* _Instructions for the task_: From the entries that follow, pick out all lines holding "vertical".
+---+
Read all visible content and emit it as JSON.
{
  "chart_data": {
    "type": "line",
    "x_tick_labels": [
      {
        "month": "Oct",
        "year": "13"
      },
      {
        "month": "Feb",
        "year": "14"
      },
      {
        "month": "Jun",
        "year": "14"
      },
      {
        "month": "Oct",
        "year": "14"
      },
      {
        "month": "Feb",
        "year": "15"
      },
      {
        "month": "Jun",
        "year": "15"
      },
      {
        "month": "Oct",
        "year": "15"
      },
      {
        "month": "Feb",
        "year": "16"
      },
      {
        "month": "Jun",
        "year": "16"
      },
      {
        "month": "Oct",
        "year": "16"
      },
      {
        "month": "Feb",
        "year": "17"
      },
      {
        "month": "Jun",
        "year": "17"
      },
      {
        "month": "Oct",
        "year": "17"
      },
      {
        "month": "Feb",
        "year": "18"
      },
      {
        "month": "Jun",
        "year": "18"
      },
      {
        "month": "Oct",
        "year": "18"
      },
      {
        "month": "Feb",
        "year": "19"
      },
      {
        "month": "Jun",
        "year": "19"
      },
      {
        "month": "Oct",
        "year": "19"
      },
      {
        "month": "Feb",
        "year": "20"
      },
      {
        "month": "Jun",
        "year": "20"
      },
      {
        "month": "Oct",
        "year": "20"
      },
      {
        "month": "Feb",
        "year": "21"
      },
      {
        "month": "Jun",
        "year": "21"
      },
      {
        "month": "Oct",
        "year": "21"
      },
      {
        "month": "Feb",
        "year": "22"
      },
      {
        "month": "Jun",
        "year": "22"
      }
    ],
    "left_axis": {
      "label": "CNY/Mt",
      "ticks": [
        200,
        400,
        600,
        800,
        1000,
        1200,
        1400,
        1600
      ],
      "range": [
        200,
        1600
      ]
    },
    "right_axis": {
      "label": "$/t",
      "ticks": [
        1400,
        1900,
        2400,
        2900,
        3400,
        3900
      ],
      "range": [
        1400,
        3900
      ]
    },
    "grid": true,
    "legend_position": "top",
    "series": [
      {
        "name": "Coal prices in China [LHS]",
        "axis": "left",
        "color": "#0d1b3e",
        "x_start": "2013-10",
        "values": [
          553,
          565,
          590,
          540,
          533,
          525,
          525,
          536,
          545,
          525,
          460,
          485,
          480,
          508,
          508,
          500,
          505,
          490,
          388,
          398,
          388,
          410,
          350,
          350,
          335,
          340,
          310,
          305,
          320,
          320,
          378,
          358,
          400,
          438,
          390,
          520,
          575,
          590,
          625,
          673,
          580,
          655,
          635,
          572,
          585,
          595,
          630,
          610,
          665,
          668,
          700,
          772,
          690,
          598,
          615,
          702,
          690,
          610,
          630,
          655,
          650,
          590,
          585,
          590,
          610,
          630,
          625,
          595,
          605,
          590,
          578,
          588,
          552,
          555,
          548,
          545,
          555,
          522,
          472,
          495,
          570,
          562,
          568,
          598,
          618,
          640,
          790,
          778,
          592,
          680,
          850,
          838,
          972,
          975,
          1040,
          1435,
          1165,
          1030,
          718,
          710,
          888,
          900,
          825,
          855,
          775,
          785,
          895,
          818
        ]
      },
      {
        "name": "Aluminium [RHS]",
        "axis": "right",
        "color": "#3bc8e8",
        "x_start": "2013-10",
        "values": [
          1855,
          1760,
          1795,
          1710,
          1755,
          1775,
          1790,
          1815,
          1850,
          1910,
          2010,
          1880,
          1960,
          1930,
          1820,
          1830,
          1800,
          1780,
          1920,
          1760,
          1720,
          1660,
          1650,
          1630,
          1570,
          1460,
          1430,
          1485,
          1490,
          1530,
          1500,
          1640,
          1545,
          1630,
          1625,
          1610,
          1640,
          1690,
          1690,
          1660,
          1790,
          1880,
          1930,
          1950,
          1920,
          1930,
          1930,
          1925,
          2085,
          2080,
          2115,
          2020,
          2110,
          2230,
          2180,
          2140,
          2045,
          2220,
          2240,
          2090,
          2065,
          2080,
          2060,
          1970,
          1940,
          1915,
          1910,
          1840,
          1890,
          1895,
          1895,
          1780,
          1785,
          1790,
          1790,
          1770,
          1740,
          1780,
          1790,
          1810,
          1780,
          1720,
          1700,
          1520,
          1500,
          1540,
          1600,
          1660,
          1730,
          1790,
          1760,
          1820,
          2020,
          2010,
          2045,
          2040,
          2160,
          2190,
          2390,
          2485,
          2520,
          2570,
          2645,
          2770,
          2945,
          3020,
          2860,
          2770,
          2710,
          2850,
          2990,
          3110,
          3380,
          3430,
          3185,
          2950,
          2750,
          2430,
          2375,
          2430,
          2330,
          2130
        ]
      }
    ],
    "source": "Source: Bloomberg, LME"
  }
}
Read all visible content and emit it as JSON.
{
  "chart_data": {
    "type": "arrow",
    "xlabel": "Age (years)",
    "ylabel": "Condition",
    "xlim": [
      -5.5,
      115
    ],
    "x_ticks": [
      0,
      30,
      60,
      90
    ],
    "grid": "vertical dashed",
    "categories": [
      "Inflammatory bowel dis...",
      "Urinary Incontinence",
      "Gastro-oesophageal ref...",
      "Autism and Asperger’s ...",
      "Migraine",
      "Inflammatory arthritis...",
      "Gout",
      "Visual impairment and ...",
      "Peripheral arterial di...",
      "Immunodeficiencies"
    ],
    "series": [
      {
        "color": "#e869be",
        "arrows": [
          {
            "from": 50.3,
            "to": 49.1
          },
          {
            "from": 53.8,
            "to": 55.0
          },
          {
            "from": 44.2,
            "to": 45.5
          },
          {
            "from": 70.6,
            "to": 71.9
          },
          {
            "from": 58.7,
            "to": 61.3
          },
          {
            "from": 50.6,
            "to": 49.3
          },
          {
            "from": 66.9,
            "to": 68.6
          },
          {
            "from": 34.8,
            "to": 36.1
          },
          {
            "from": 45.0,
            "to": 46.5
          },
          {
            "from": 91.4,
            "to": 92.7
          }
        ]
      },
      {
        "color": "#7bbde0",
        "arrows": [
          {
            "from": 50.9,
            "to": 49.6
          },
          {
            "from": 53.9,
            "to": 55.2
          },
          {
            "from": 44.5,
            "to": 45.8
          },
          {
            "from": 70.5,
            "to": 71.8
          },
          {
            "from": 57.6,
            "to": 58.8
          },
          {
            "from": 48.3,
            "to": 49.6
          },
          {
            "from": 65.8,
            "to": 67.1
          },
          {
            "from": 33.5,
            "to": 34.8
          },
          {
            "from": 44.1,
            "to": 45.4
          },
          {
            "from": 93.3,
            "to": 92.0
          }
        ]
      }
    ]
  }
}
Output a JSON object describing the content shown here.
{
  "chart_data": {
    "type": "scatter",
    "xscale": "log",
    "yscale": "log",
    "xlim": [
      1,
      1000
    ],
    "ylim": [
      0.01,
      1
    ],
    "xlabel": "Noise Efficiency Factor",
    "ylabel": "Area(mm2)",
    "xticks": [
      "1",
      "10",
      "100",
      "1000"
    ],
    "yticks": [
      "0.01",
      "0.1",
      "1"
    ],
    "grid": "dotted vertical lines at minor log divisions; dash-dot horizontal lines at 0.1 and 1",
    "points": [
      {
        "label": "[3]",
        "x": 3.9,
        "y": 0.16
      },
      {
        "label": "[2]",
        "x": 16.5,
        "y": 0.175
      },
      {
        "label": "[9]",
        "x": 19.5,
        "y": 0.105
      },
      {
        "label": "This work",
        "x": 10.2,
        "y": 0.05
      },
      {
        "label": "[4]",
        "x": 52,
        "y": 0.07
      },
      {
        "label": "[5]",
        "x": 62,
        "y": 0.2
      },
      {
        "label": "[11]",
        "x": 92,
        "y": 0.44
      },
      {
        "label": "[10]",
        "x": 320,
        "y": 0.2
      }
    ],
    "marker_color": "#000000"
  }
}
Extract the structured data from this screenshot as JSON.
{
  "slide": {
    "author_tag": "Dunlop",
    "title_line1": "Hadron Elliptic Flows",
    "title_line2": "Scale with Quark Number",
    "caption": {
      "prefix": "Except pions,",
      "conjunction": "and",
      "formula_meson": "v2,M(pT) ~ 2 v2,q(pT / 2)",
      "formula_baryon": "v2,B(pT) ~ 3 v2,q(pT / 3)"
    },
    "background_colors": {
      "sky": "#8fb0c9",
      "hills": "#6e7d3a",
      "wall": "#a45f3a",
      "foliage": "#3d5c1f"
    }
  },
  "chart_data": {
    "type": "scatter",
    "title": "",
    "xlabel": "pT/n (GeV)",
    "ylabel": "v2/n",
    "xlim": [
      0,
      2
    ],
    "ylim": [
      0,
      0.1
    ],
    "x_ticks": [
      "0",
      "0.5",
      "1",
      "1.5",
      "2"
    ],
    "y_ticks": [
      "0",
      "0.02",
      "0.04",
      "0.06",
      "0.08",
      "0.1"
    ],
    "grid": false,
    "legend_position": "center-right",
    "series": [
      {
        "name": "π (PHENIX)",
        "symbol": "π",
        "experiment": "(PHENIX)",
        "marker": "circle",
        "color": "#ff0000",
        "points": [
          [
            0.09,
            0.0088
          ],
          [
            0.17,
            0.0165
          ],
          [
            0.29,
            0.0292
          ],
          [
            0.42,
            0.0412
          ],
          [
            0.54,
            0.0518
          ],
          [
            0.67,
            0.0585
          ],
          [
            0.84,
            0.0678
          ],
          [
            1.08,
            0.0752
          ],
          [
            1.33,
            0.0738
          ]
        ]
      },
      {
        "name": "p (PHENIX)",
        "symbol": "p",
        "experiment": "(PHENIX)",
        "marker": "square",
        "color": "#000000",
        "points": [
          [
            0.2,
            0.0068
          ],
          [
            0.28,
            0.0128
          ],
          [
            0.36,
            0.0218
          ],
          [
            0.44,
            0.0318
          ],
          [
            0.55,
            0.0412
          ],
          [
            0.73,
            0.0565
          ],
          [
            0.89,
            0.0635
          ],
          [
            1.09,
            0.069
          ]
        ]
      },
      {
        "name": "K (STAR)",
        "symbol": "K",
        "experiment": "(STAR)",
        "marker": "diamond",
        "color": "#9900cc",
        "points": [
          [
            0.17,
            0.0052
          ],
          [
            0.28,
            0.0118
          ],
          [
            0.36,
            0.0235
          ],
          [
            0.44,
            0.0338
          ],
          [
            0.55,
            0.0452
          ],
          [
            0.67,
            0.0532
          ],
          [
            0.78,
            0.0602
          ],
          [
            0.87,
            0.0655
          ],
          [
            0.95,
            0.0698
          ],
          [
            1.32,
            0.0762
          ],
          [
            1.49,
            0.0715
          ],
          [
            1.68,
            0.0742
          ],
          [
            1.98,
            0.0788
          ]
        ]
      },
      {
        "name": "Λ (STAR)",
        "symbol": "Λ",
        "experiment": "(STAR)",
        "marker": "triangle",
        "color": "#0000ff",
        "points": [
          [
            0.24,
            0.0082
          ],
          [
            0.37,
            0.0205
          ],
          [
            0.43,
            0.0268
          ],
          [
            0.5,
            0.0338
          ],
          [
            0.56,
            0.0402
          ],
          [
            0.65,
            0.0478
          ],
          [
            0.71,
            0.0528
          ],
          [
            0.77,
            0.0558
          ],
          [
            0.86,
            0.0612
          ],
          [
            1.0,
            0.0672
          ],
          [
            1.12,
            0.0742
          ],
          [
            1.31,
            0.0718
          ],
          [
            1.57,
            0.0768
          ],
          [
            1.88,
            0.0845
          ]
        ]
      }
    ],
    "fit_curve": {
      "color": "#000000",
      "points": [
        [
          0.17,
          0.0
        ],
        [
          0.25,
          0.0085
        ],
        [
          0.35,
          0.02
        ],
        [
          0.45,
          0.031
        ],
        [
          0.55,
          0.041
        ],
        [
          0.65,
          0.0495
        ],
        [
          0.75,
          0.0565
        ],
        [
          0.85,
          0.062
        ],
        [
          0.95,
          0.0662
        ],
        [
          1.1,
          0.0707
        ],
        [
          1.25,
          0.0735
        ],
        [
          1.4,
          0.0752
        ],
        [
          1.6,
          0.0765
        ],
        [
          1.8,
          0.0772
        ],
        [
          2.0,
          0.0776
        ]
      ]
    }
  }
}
+---+
* _In response_:
    "grid": "vertical dashed",
    "grid": "dotted vertical lines at minor log divisions; dash-dot horizontal lines at 0.1 and 1",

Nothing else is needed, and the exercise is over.